Exercise directions –
Your task is to retype each line of the data below exactly.

═════ Supplied data

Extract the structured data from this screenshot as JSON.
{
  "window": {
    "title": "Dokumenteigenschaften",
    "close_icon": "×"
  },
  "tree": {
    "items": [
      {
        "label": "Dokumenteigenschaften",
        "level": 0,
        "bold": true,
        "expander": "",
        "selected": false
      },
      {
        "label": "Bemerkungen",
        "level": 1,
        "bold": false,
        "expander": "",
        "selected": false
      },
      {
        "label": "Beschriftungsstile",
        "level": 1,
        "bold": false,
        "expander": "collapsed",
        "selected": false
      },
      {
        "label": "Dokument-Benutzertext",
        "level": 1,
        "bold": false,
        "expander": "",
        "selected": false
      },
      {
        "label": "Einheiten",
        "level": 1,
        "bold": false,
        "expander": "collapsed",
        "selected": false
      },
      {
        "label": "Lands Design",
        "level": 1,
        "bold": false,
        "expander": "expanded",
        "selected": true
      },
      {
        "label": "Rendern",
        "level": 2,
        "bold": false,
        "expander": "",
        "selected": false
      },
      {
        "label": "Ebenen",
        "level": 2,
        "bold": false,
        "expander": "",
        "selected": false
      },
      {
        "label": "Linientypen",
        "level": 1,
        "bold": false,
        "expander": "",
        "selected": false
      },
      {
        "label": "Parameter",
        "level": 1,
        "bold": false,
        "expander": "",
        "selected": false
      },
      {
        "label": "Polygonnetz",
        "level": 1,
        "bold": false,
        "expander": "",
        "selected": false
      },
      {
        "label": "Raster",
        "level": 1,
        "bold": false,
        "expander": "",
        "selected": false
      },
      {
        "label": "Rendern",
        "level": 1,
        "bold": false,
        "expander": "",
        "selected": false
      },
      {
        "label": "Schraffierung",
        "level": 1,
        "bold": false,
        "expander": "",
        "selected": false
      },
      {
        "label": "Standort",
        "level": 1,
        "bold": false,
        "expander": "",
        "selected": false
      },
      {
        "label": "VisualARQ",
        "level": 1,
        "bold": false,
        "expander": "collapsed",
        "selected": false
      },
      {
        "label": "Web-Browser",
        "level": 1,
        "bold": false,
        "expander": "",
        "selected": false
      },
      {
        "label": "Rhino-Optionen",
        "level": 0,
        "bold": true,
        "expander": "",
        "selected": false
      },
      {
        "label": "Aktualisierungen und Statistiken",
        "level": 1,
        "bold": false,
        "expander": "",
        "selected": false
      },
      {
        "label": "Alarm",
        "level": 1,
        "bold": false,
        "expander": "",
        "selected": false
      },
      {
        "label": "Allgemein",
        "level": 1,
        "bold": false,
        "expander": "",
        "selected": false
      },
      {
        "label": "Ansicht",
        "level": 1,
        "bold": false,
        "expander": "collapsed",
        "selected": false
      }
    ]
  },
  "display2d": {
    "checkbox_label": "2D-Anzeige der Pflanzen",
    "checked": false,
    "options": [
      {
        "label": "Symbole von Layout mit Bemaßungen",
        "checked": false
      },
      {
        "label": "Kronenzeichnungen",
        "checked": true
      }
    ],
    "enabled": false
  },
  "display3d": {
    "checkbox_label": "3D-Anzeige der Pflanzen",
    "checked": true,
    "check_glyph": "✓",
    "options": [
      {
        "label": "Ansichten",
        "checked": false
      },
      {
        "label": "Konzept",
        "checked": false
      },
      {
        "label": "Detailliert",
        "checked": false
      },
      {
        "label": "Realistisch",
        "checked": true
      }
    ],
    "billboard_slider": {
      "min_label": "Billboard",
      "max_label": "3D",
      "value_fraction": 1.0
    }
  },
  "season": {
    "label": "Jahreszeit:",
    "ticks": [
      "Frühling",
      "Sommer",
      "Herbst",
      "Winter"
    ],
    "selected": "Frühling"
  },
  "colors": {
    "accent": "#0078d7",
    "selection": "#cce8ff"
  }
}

══════════

Task response –
Extract the structured data from this screenshot as JSON.
{
  "window": {
    "title": "Dokumenteigenschaften",
    "close_icon": "×"
  },
  "tree": {
    "items": [
      {
        "label": "Dokumenteigenschaften",
        "level": 0,
        "bold": true,
        "expander": "",
        "selected": false
      },
      {
        "label": "Bemerkungen",
        "level": 1,
        "bold": false,
        "expander": "",
        "selected": false
      },
      {
        "label": "Beschriftungsstile",
        "level": 1,
        "bold": false,
        "expander": "collapsed",
        "selected": false
      },
      {
        "label": "Dokument-Benutzertext",
        "level": 1,
        "bold": false,
        "expander": "",
        "selected": false
      },
      {
        "label": "Einheiten",
        "level": 1,
        "bold": false,
        "expander": "collapsed",
        "selected": false
      },
      {
        "label": "Lands Design",
        "level": 1,
        "bold": false,
        "expander": "expanded",
        "selected": true
      },
      {
        "label": "Rendern",
        "level": 2,
        "bold": false,
        "expander": "",
        "selected": false
      },
      {
        "label": "Ebenen",
        "level": 2,
        "bold": false,
        "expander": "",
        "selected": false
      },
      {
        "label": "Linientypen",
        "level": 1,
        "bold": false,
        "expander": "",
        "selected": false
      },
      {
        "label": "Parameter",
        "level": 1,
        "bold": false,
        "expander": "",
        "selected": false
      },
      {
        "label": "Polygonnetz",
        "level": 1,
        "bold": false,
        "expander": "",
        "selected": false
      },
      {
        "label": "Raster",
        "level": 1,
        "bold": false,
        "expander": "",
        "selected": false
      },
      {
        "label": "Rendern",
        "level": 1,
        "bold": false,
        "expander": "",
        "selected": false
      },
      {
        "label": "Schraffierung",
        "level": 1,
        "bold": false,
        "expander": "",
        "selected": false
      },
      {
        "label": "Standort",
        "level": 1,
        "bold": false,
        "expander": "",
        "selected": false
      },
      {
        "label": "VisualARQ",
        "level": 1,
        "bold": false,
        "expander": "collapsed",
        "selected": false
      },
      {
        "label": "Web-Browser",
        "level": 1,
        "bold": false,
        "expander": "",
        "selected": false
      },
      {
        "label": "Rhino-Optionen",
        "level": 0,
        "bold": true,
        "expander": "",
        "selected": false
      },
      {
        "label": "Aktualisierungen und Statistiken",
        "level": 1,
        "bold": false,
        "expander": "",
        "selected": false
      },
      {
        "label": "Alarm",
        "level": 1,
        "bold": false,
        "expander": "",
        "selected": false
      },
      {
        "label": "Allgemein",
        "level": 1,
        "bold": false,
        "expander": "",
        "selected": false
      },
      {
        "label": "Ansicht",
        "level": 1,
        "bold": false,
        "expander": "collapsed",
        "selected": false
      }
    ]
  },
  "display2d": {
    "checkbox_label": "2D-Anzeige der Pflanzen",
    "checked": false,
    "options": [
      {
        "label": "Symbole von Layout mit Bemaßungen",
        "checked": false
      },
      {
        "label": "Kronenzeichnungen",
        "checked": true
      }
    ],
    "enabled": false
  },
  "display3d": {
    "checkbox_label": "3D-Anzeige der Pflanzen",
    "checked": true,
    "check_glyph": "✓",
    "options": [
      {
        "label": "Ansichten",
        "checked": false
      },
      {
        "label": "Konzept",
        "checked": false
      },
      {
        "label": "Detailliert",
        "checked": false
      },
      {
        "label": "Realistisch",
        "checked": true
      }
    ],
    "billboard_slider": {
      "min_label": "Billboard",
      "max_label": "3D",
      "value_fraction": 1.0
    }
  },
  "season": {
    "label": "Jahreszeit:",
    "ticks": [
      "Frühling",
      "Sommer",
      "Herbst",
      "Winter"
    ],
    "selected": "Frühling"
  },
  "colors": {
    "accent": "#0078d7",
    "selection": "#cce8ff"
  }
}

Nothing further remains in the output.